** Extracted data entries **
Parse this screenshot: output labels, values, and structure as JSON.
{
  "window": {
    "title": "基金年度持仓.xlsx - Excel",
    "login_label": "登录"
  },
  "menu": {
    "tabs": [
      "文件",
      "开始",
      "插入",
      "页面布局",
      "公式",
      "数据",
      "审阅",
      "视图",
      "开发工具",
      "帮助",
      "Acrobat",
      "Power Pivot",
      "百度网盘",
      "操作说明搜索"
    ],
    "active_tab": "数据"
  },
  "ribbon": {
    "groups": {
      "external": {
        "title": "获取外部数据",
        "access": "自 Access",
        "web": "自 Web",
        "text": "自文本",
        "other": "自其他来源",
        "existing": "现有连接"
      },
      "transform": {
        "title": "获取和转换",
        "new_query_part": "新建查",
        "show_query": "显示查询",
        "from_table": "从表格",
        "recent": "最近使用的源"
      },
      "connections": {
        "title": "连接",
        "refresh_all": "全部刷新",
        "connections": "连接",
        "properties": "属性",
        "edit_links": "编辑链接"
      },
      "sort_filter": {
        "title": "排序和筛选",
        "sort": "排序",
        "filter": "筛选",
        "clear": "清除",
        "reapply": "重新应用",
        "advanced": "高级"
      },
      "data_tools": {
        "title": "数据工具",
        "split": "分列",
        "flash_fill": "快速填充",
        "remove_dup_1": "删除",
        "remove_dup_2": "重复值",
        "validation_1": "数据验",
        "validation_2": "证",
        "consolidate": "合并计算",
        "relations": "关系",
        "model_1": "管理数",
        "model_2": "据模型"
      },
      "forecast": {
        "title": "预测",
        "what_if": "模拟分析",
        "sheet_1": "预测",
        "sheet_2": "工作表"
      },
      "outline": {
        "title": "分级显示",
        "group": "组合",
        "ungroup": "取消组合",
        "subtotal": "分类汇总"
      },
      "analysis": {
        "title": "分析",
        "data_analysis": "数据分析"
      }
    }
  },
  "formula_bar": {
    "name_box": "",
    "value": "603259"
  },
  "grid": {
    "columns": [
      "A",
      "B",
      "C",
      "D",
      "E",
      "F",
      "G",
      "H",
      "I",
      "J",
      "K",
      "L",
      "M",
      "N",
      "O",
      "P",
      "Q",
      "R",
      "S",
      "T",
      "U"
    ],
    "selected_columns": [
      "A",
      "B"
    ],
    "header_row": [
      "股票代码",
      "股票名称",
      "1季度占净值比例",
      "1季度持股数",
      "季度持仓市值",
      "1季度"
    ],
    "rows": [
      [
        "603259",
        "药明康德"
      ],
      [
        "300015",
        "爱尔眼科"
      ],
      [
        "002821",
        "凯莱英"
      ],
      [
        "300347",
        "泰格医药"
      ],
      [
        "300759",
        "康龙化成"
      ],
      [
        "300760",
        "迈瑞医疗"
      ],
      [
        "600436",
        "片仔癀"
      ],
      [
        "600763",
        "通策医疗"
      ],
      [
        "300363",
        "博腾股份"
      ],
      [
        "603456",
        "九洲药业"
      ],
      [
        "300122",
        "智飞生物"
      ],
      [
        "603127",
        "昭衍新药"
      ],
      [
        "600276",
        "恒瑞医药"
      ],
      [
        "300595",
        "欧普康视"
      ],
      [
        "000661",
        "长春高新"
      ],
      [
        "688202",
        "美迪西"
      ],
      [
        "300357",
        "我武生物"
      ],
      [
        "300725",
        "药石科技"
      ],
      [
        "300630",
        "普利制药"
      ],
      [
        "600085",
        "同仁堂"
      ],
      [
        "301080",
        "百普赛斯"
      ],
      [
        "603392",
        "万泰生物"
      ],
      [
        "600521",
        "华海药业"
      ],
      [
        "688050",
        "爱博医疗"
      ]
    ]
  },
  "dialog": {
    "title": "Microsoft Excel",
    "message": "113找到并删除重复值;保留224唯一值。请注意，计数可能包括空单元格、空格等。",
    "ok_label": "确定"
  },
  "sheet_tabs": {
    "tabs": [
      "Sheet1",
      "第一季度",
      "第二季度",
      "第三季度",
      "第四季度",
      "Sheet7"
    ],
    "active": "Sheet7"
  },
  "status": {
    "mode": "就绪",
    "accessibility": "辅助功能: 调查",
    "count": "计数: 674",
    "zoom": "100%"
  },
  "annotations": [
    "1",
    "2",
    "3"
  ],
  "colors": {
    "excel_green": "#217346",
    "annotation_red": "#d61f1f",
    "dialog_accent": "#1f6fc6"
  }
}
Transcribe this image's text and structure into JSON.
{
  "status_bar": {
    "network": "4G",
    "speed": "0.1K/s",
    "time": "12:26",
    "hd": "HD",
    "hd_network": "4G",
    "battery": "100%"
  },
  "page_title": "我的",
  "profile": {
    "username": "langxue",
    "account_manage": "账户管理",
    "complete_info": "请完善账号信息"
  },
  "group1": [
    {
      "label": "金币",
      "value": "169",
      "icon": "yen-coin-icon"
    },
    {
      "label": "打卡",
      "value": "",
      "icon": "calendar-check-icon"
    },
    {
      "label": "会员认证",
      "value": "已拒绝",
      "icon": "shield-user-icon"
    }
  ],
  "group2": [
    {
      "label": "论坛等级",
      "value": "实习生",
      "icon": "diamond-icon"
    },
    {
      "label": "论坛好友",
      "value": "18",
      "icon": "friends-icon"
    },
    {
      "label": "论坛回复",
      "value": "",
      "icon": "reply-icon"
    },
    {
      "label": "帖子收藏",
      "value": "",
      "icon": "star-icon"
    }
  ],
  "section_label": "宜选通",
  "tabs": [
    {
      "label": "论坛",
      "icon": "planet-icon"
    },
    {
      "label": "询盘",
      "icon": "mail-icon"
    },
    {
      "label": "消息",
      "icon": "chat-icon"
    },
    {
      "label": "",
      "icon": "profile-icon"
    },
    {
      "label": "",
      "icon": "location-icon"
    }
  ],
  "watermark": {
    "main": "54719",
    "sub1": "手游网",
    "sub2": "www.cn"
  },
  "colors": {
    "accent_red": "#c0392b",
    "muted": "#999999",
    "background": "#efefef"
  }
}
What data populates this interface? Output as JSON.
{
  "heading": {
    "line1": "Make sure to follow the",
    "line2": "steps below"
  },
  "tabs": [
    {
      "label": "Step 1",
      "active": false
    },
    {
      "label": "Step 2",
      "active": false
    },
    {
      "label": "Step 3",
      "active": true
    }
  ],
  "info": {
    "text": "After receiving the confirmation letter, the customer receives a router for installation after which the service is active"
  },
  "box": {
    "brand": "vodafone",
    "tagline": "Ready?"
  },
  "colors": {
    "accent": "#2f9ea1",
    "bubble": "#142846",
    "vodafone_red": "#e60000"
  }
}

** REQUIRED WORK **
Write the lines out verbatim, from the one with "What data populates" through the last line of the entries, and stop there.

** RESPONSE TO THIS TASK **
What data populates this interface? Output as JSON.
{
  "heading": {
    "line1": "Make sure to follow the",
    "line2": "steps below"
  },
  "tabs": [
    {
      "label": "Step 1",
      "active": false
    },
    {
      "label": "Step 2",
      "active": false
    },
    {
      "label": "Step 3",
      "active": true
    }
  ],
  "info": {
    "text": "After receiving the confirmation letter, the customer receives a router for installation after which the service is active"
  },
  "box": {
    "brand": "vodafone",
    "tagline": "Ready?"
  },
  "colors": {
    "accent": "#2f9ea1",
    "bubble": "#142846",
    "vodafone_red": "#e60000"
  }
}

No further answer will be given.